Extract each line containing the string "éditions".

Data records:

_ _ _

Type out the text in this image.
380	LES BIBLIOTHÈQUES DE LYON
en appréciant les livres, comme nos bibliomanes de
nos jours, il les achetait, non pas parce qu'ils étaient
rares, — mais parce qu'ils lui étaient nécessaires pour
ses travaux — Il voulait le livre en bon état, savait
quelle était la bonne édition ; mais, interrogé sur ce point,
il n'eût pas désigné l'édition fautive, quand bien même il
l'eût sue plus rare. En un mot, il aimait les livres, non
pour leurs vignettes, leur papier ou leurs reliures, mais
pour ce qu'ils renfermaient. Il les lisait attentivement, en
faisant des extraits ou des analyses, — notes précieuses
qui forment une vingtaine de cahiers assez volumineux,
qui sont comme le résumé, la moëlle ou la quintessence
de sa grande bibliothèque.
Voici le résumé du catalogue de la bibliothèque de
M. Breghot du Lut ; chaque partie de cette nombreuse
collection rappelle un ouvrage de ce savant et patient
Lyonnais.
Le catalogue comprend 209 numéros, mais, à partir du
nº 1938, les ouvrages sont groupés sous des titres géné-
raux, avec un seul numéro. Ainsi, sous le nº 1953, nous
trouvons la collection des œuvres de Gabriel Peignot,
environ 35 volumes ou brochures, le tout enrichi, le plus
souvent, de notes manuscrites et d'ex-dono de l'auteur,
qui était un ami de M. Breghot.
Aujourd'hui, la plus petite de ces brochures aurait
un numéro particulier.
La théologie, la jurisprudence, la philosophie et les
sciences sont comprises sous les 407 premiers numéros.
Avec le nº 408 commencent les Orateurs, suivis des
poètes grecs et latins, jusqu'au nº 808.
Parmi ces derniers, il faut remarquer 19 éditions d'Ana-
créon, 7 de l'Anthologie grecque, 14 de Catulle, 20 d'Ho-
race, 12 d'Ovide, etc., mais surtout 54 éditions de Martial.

_ _ _

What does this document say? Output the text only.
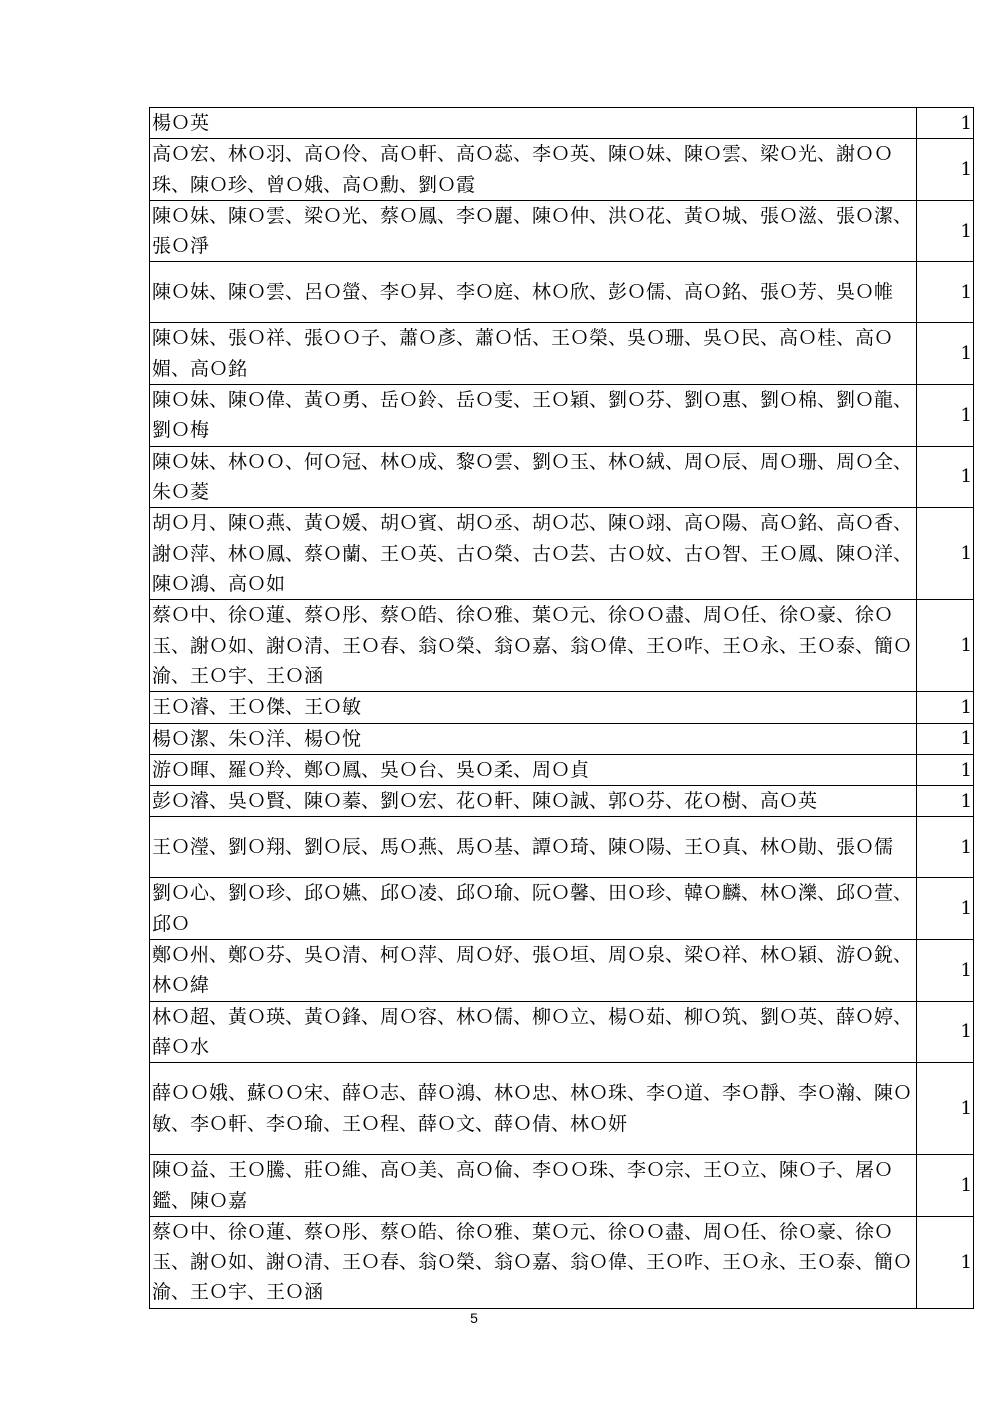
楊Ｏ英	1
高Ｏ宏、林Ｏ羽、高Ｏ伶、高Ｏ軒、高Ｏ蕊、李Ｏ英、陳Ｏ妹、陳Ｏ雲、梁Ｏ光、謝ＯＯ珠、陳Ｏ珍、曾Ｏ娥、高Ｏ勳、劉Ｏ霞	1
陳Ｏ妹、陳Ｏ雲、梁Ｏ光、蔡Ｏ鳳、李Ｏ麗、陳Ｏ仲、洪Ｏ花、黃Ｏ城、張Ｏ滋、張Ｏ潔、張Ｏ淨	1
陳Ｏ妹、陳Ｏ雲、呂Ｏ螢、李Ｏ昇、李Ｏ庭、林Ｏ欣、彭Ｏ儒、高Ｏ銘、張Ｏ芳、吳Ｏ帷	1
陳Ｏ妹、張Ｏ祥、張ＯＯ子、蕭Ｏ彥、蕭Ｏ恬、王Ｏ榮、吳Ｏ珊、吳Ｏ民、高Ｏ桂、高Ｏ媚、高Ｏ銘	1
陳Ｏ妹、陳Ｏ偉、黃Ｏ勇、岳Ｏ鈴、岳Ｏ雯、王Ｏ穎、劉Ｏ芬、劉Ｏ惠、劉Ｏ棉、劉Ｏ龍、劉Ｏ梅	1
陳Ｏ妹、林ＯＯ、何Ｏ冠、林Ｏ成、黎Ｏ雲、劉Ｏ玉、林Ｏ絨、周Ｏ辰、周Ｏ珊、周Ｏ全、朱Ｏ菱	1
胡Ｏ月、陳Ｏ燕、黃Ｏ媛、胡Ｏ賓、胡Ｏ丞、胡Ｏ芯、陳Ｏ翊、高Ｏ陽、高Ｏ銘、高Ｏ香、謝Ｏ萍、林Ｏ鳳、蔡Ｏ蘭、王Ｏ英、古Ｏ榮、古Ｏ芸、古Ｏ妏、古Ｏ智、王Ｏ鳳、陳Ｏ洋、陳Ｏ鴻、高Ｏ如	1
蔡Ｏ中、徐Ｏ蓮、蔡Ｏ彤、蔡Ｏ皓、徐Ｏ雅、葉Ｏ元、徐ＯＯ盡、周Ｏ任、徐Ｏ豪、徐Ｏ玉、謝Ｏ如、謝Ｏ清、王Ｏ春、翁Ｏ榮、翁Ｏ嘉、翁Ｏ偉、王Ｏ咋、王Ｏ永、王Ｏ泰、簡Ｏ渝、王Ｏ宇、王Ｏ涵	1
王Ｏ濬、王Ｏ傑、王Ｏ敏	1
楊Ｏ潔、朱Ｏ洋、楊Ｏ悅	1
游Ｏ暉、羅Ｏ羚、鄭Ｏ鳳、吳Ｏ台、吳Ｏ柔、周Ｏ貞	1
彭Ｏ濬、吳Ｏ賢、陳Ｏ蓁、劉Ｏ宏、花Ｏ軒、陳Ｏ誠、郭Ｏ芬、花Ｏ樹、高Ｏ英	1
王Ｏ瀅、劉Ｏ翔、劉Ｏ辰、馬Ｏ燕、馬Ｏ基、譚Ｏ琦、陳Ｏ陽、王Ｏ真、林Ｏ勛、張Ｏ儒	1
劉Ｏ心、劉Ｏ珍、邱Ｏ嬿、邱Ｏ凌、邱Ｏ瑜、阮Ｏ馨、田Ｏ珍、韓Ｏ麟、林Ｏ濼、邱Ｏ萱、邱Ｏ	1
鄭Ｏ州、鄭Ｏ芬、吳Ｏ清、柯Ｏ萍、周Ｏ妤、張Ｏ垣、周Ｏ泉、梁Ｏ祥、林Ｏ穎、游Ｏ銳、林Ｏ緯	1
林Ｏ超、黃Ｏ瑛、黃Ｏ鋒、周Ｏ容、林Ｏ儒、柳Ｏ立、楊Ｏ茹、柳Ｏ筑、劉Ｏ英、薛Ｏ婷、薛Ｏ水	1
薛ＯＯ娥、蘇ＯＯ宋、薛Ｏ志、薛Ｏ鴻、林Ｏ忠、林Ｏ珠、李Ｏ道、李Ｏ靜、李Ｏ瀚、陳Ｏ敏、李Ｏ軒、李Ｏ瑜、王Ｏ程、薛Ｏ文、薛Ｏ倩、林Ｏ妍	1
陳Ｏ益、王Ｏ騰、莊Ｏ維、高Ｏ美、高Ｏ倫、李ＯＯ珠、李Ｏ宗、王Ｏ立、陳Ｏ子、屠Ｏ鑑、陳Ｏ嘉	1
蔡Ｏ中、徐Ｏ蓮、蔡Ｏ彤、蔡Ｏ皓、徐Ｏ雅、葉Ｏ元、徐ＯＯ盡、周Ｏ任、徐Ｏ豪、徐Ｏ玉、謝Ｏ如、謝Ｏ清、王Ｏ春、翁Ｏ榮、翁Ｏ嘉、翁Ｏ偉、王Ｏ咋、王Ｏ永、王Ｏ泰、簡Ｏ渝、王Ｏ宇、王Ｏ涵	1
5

_ _ _

Reply to the task:
Parmi ces derniers, il faut remarquer 19 éditions d'Ana-
race, 12 d'Ovide, etc., mais surtout 54 éditions de Martial.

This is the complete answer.